- Work to be completed
Your task is to repeat the lines below exactly, excluding any pictures they contain.

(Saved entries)
## Begin
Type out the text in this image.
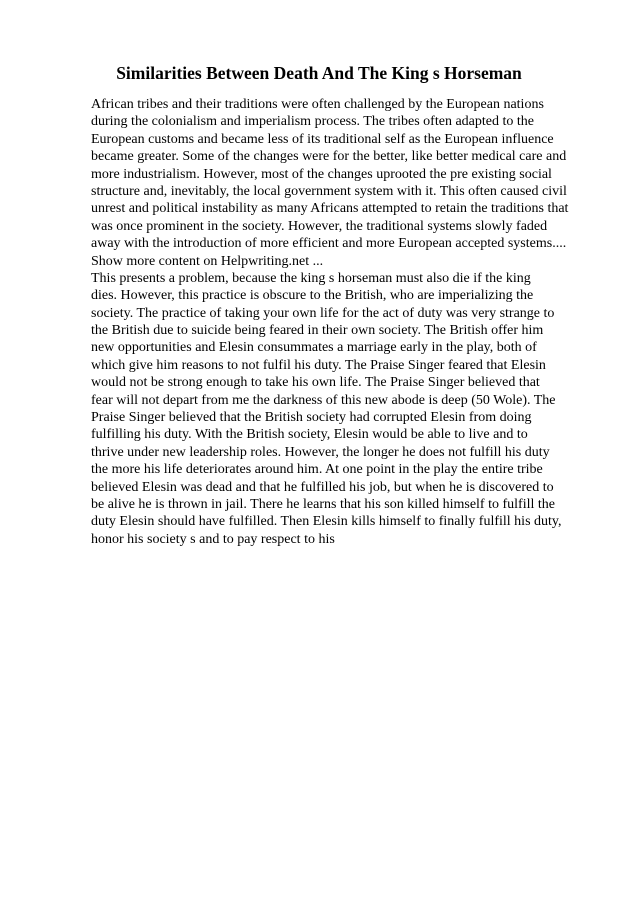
Similarities Between Death And The King s Horseman
African tribes and their traditions were often challenged by the European nations
during the colonialism and imperialism process. The tribes often adapted to the
European customs and became less of its traditional self as the European influence
became greater. Some of the changes were for the better, like better medical care and
more industrialism. However, most of the changes uprooted the pre existing social
structure and, inevitably, the local government system with it. This often caused civil
unrest and political instability as many Africans attempted to retain the traditions that
was once prominent in the society. However, the traditional systems slowly faded
away with the introduction of more efficient and more European accepted systems....
Show more content on Helpwriting.net ...
This presents a problem, because the king s horseman must also die if the king
dies. However, this practice is obscure to the British, who are imperializing the
society. The practice of taking your own life for the act of duty was very strange to
the British due to suicide being feared in their own society. The British offer him
new opportunities and Elesin consummates a marriage early in the play, both of
which give him reasons to not fulfil his duty. The Praise Singer feared that Elesin
would not be strong enough to take his own life. The Praise Singer believed that
fear will not depart from me the darkness of this new abode is deep (50 Wole). The
Praise Singer believed that the British society had corrupted Elesin from doing
fulfilling his duty. With the British society, Elesin would be able to live and to
thrive under new leadership roles. However, the longer he does not fulfill his duty
the more his life deteriorates around him. At one point in the play the entire tribe
believed Elesin was dead and that he fulfilled his job, but when he is discovered to
be alive he is thrown in jail. There he learns that his son killed himself to fulfill the
duty Elesin should have fulfilled. Then Elesin kills himself to finally fulfill his duty,
honor his society s and to pay respect to his
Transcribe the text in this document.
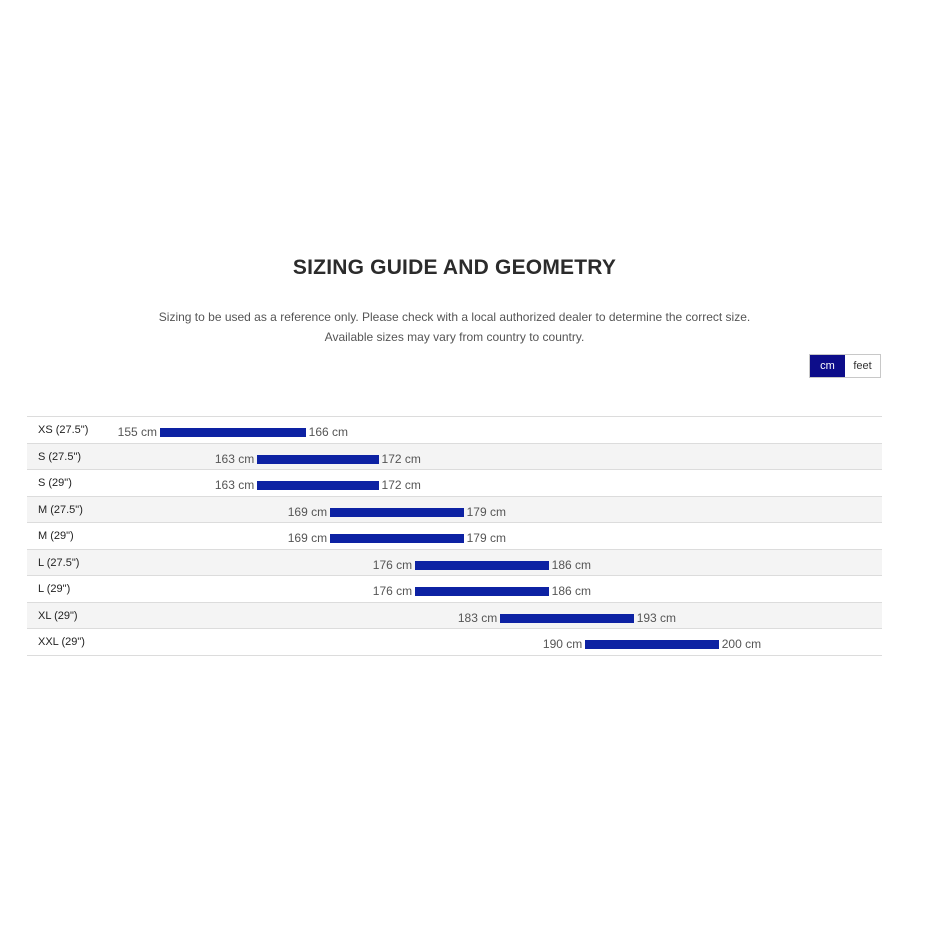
SIZING GUIDE AND GEOMETRY
Sizing to be used as a reference only. Please check with a local authorized dealer to determine the correct size.
Available sizes may vary from country to country.
cm	feet
XS (27.5") 155 cm	166 cm
S (27.5")	163 cm	172 cm
S (29")	163 cm	172 cm
M (27.5")	169 cm	179 cm
M (29")	169 cm	179 cm
L (27.5")	176 cm	186 cm
L (29")	176 cm	186 cm
XL (29")	183 cm	193 cm
XXL (29")	190 cm	200 cm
## End
- Answer to this task
Type out the text in this image.
Similarities Between Death And The King s Horseman
African tribes and their traditions were often challenged by the European nations
during the colonialism and imperialism process. The tribes often adapted to the
European customs and became less of its traditional self as the European influence
became greater. Some of the changes were for the better, like better medical care and
more industrialism. However, most of the changes uprooted the pre existing social
structure and, inevitably, the local government system with it. This often caused civil
unrest and political instability as many Africans attempted to retain the traditions that
was once prominent in the society. However, the traditional systems slowly faded
away with the introduction of more efficient and more European accepted systems....
Show more content on Helpwriting.net ...
This presents a problem, because the king s horseman must also die if the king
dies. However, this practice is obscure to the British, who are imperializing the
society. The practice of taking your own life for the act of duty was very strange to
the British due to suicide being feared in their own society. The British offer him
new opportunities and Elesin consummates a marriage early in the play, both of
which give him reasons to not fulfil his duty. The Praise Singer feared that Elesin
would not be strong enough to take his own life. The Praise Singer believed that
fear will not depart from me the darkness of this new abode is deep (50 Wole). The
Praise Singer believed that the British society had corrupted Elesin from doing
fulfilling his duty. With the British society, Elesin would be able to live and to
thrive under new leadership roles. However, the longer he does not fulfill his duty
the more his life deteriorates around him. At one point in the play the entire tribe
believed Elesin was dead and that he fulfilled his job, but when he is discovered to
be alive he is thrown in jail. There he learns that his son killed himself to fulfill the
duty Elesin should have fulfilled. Then Elesin kills himself to finally fulfill his duty,
honor his society s and to pay respect to his
Transcribe the text in this document.
SIZING GUIDE AND GEOMETRY
Sizing to be used as a reference only. Please check with a local authorized dealer to determine the correct size.
Available sizes may vary from country to country.
cm	feet
XS (27.5") 155 cm	166 cm
S (27.5")	163 cm	172 cm
S (29")	163 cm	172 cm
M (27.5")	169 cm	179 cm
M (29")	169 cm	179 cm
L (27.5")	176 cm	186 cm
L (29")	176 cm	186 cm
XL (29")	183 cm	193 cm
XXL (29")	190 cm	200 cm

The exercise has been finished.